Task goal — Go through the material below and count the lines with the string "monument"; the number is the whole answer.

Source material —
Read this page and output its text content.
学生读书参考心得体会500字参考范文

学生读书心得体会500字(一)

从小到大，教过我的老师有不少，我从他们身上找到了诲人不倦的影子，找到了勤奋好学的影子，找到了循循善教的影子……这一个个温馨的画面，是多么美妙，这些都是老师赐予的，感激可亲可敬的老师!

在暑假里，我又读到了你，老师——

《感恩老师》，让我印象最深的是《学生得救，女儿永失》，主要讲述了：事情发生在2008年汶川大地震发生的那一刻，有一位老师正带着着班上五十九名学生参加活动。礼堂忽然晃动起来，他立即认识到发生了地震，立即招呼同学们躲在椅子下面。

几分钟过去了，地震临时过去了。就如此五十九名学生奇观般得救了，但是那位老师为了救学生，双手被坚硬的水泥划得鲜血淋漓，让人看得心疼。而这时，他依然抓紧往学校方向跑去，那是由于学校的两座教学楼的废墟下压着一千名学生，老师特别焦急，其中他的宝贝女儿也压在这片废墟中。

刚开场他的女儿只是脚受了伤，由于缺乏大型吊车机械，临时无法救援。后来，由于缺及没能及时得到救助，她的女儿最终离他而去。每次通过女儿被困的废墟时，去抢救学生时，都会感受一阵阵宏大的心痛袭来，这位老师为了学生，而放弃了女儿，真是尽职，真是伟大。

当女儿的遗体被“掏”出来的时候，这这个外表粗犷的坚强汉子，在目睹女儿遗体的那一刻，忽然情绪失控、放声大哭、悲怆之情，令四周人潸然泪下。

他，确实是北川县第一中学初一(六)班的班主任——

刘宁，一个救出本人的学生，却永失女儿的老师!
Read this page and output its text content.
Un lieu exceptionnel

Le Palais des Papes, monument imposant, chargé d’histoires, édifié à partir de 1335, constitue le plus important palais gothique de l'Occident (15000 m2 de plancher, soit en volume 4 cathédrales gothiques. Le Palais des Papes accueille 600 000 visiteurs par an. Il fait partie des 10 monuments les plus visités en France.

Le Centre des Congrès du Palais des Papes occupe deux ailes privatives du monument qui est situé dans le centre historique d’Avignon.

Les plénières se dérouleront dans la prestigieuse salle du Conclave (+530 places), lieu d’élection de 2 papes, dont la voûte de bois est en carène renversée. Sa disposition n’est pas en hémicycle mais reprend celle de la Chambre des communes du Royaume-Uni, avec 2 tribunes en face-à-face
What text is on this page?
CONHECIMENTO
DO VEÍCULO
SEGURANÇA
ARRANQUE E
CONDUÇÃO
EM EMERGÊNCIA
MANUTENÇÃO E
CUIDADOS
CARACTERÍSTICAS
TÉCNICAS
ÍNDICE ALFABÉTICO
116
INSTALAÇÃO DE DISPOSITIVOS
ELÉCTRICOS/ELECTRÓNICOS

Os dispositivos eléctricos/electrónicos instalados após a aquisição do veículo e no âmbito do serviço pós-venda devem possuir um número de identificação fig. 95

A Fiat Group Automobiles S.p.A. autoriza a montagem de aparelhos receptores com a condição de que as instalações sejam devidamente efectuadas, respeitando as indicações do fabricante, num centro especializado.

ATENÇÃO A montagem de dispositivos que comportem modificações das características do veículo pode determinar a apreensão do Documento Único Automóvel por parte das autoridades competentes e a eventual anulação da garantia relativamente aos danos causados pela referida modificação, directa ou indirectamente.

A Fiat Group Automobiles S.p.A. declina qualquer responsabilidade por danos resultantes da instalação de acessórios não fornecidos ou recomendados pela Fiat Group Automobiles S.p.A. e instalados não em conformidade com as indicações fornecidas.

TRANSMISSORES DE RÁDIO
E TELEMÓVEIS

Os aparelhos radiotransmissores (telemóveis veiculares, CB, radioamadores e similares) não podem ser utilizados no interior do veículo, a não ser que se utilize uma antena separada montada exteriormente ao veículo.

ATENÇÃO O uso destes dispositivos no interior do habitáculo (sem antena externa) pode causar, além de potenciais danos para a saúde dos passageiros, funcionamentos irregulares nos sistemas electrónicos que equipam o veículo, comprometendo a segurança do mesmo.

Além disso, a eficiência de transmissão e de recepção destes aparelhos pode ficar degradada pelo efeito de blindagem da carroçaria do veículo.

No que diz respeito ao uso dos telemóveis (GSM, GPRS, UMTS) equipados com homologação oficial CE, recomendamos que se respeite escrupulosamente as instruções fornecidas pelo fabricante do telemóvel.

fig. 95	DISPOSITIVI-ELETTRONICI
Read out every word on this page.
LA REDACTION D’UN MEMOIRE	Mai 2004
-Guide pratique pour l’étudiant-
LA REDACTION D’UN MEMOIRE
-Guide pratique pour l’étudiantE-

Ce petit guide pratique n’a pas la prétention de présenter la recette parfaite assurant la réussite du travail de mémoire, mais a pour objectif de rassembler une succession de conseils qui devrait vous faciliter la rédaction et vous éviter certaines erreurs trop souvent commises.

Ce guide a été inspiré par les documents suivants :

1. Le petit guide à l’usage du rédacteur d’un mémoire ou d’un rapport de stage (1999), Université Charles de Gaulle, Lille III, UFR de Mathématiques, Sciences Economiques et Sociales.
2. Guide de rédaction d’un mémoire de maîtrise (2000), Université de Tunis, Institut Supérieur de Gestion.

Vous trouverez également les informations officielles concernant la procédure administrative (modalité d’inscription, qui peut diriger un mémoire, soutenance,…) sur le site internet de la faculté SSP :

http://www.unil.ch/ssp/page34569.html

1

Task result — 2